■ What is needed
Extract each line from the entries below that has the string "without" in it.

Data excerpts
* Start *

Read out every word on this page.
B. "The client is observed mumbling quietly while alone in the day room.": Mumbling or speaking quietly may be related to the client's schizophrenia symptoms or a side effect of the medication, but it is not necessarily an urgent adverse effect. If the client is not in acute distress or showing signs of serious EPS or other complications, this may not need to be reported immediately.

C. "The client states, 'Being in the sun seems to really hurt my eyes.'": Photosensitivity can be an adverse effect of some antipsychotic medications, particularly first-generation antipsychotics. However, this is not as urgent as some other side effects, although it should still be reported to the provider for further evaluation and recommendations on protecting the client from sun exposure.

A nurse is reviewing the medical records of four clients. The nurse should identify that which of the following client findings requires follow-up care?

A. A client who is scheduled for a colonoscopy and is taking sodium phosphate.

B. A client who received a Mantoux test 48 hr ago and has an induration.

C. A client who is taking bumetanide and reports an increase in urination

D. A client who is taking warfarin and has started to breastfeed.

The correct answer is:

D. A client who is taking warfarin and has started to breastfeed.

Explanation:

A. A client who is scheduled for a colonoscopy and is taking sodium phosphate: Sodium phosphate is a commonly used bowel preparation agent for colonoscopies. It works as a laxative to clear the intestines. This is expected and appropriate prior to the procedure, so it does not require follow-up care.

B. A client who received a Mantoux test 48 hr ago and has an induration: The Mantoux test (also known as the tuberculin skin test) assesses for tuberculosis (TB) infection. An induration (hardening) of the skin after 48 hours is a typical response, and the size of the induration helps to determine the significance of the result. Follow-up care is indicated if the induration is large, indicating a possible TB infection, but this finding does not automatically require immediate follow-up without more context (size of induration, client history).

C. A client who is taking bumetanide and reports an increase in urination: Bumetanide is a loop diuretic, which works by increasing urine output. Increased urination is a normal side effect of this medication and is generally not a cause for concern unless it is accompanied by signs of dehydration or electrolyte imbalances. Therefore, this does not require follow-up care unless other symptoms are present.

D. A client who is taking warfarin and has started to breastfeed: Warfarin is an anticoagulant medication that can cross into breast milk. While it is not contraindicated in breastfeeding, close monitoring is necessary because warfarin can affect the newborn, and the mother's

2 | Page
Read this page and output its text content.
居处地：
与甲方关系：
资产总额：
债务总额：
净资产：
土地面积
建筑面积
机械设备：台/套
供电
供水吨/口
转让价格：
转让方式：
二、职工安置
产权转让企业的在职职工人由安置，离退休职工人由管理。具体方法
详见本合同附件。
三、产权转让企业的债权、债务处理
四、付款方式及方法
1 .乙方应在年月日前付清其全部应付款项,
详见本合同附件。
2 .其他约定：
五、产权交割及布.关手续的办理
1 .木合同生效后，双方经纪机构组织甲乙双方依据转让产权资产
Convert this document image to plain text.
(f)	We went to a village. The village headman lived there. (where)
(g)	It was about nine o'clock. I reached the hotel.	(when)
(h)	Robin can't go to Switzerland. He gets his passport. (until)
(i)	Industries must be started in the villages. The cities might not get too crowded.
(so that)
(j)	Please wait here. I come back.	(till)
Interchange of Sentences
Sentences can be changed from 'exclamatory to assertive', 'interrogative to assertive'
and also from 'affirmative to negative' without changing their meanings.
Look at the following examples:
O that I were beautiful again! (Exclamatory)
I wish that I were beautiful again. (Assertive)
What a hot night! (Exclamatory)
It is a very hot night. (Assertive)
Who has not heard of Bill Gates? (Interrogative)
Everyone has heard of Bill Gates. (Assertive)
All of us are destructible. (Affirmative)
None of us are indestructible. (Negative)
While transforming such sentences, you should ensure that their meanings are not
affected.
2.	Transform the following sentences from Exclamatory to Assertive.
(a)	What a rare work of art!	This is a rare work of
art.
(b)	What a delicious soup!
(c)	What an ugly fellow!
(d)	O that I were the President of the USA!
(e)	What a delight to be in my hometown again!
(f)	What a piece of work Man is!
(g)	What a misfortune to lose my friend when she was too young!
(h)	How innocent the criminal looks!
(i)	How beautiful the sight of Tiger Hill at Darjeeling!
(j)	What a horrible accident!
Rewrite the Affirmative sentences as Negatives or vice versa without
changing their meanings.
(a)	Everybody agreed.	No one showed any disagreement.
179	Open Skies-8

* End *

■ Solution for this task
B. A client who received a Mantoux test 48 hr ago and has an induration: The Mantoux test (also known as the tuberculin skin test) assesses for tuberculosis (TB) infection. An induration (hardening) of the skin after 48 hours is a typical response, and the size of the induration helps to determine the significance of the result. Follow-up care is indicated if the induration is large, indicating a possible TB infection, but this finding does not automatically require immediate follow-up without more context (size of induration, client history).
and also from 'affirmative to negative' without changing their meanings.
Rewrite the Affirmative sentences as Negatives or vice versa without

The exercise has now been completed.